Prompt =>
Reproduce each line exactly, including spacing and punctuation.

Raw data =>
- - -

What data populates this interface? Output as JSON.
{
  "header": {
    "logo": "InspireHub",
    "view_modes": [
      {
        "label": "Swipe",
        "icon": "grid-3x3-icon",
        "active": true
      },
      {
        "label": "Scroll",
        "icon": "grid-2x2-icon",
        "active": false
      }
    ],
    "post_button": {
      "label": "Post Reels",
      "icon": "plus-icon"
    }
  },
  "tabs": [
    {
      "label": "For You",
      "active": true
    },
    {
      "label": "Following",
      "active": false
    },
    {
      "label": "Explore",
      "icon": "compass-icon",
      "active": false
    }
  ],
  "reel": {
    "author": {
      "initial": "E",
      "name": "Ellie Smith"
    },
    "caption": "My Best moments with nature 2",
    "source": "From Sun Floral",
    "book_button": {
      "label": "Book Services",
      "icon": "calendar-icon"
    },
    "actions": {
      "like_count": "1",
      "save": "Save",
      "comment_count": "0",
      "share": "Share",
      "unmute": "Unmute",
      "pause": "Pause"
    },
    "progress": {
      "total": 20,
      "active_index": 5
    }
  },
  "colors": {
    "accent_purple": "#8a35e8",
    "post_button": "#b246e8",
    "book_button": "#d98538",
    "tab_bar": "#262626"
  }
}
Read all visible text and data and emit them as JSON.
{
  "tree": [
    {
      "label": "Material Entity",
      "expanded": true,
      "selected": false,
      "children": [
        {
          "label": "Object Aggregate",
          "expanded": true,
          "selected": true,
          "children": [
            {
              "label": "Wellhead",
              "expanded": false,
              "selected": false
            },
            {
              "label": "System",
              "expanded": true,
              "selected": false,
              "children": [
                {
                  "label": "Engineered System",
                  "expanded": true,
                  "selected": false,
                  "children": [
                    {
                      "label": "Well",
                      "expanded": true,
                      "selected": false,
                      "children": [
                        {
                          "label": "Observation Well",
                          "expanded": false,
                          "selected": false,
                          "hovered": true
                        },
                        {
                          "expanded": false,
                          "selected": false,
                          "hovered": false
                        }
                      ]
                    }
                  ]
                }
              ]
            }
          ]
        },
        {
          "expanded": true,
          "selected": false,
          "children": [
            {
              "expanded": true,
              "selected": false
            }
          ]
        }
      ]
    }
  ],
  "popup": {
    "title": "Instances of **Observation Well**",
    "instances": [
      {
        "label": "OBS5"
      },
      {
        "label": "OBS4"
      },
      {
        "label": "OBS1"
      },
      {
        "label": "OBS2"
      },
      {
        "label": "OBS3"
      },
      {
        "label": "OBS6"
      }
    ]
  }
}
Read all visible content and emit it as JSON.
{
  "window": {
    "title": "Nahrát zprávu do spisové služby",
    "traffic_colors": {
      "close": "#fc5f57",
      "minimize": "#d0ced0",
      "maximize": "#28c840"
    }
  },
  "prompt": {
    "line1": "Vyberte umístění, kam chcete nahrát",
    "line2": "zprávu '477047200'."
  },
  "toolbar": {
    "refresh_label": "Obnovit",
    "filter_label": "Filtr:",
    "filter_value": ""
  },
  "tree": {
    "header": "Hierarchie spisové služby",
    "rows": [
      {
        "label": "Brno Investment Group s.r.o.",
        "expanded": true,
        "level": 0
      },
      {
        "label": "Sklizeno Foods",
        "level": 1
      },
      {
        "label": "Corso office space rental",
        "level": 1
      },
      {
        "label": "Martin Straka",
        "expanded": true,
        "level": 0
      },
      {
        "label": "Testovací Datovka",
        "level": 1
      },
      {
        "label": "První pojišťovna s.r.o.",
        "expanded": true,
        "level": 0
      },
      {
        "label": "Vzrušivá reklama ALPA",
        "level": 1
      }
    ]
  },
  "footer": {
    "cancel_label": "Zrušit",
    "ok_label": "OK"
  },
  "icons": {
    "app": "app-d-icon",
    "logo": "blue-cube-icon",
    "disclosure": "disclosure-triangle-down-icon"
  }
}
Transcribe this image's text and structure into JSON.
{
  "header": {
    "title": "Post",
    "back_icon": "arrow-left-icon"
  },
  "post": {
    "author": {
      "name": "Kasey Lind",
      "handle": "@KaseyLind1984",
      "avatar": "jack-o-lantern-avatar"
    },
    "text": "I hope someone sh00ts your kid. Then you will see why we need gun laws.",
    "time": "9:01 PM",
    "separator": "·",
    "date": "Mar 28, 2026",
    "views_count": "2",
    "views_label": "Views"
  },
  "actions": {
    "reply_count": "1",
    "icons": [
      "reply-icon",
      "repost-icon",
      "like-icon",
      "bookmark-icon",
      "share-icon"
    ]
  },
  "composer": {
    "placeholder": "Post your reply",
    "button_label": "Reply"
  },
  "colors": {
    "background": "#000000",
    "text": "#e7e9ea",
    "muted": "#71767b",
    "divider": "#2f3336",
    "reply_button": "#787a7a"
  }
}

- - -

Response to this exercise =>
What data populates this interface? Output as JSON.
{
  "header": {
    "logo": "InspireHub",
    "view_modes": [
      {
        "label": "Swipe",
        "icon": "grid-3x3-icon",
        "active": true
      },
      {
        "label": "Scroll",
        "icon": "grid-2x2-icon",
        "active": false
      }
    ],
    "post_button": {
      "label": "Post Reels",
      "icon": "plus-icon"
    }
  },
  "tabs": [
    {
      "label": "For You",
      "active": true
    },
    {
      "label": "Following",
      "active": false
    },
    {
      "label": "Explore",
      "icon": "compass-icon",
      "active": false
    }
  ],
  "reel": {
    "author": {
      "initial": "E",
      "name": "Ellie Smith"
    },
    "caption": "My Best moments with nature 2",
    "source": "From Sun Floral",
    "book_button": {
      "label": "Book Services",
      "icon": "calendar-icon"
    },
    "actions": {
      "like_count": "1",
      "save": "Save",
      "comment_count": "0",
      "share": "Share",
      "unmute": "Unmute",
      "pause": "Pause"
    },
    "progress": {
      "total": 20,
      "active_index": 5
    }
  },
  "colors": {
    "accent_purple": "#8a35e8",
    "post_button": "#b246e8",
    "book_button": "#d98538",
    "tab_bar": "#262626"
  }
}
Read all visible text and data and emit them as JSON.
{
  "tree": [
    {
      "label": "Material Entity",
      "expanded": true,
      "selected": false,
      "children": [
        {
          "label": "Object Aggregate",
          "expanded": true,
          "selected": true,
          "children": [
            {
              "label": "Wellhead",
              "expanded": false,
              "selected": false
            },
            {
              "label": "System",
              "expanded": true,
              "selected": false,
              "children": [
                {
                  "label": "Engineered System",
                  "expanded": true,
                  "selected": false,
                  "children": [
                    {
                      "label": "Well",
                      "expanded": true,
                      "selected": false,
                      "children": [
                        {
                          "label": "Observation Well",
                          "expanded": false,
                          "selected": false,
                          "hovered": true
                        },
                        {
                          "expanded": false,
                          "selected": false,
                          "hovered": false
                        }
                      ]
                    }
                  ]
                }
              ]
            }
          ]
        },
        {
          "expanded": true,
          "selected": false,
          "children": [
            {
              "expanded": true,
              "selected": false
            }
          ]
        }
      ]
    }
  ],
  "popup": {
    "title": "Instances of **Observation Well**",
    "instances": [
      {
        "label": "OBS5"
      },
      {
        "label": "OBS4"
      },
      {
        "label": "OBS1"
      },
      {
        "label": "OBS2"
      },
      {
        "label": "OBS3"
      },
      {
        "label": "OBS6"
      }
    ]
  }
}
Read all visible content and emit it as JSON.
{
  "window": {
    "title": "Nahrát zprávu do spisové služby",
    "traffic_colors": {
      "close": "#fc5f57",
      "minimize": "#d0ced0",
      "maximize": "#28c840"
    }
  },
  "prompt": {
    "line1": "Vyberte umístění, kam chcete nahrát",
    "line2": "zprávu '477047200'."
  },
  "toolbar": {
    "refresh_label": "Obnovit",
    "filter_label": "Filtr:",
    "filter_value": ""
  },
  "tree": {
    "header": "Hierarchie spisové služby",
    "rows": [
      {
        "label": "Brno Investment Group s.r.o.",
        "expanded": true,
        "level": 0
      },
      {
        "label": "Sklizeno Foods",
        "level": 1
      },
      {
        "label": "Corso office space rental",
        "level": 1
      },
      {
        "label": "Martin Straka",
        "expanded": true,
        "level": 0
      },
      {
        "label": "Testovací Datovka",
        "level": 1
      },
      {
        "label": "První pojišťovna s.r.o.",
        "expanded": true,
        "level": 0
      },
      {
        "label": "Vzrušivá reklama ALPA",
        "level": 1
      }
    ]
  },
  "footer": {
    "cancel_label": "Zrušit",
    "ok_label": "OK"
  },
  "icons": {
    "app": "app-d-icon",
    "logo": "blue-cube-icon",
    "disclosure": "disclosure-triangle-down-icon"
  }
}
Transcribe this image's text and structure into JSON.
{
  "header": {
    "title": "Post",
    "back_icon": "arrow-left-icon"
  },
  "post": {
    "author": {
      "name": "Kasey Lind",
      "handle": "@KaseyLind1984",
      "avatar": "jack-o-lantern-avatar"
    },
    "text": "I hope someone sh00ts your kid. Then you will see why we need gun laws.",
    "time": "9:01 PM",
    "separator": "·",
    "date": "Mar 28, 2026",
    "views_count": "2",
    "views_label": "Views"
  },
  "actions": {
    "reply_count": "1",
    "icons": [
      "reply-icon",
      "repost-icon",
      "like-icon",
      "bookmark-icon",
      "share-icon"
    ]
  },
  "composer": {
    "placeholder": "Post your reply",
    "button_label": "Reply"
  },
  "colors": {
    "background": "#000000",
    "text": "#e7e9ea",
    "muted": "#71767b",
    "divider": "#2f3336",
    "reply_button": "#787a7a"
  }
}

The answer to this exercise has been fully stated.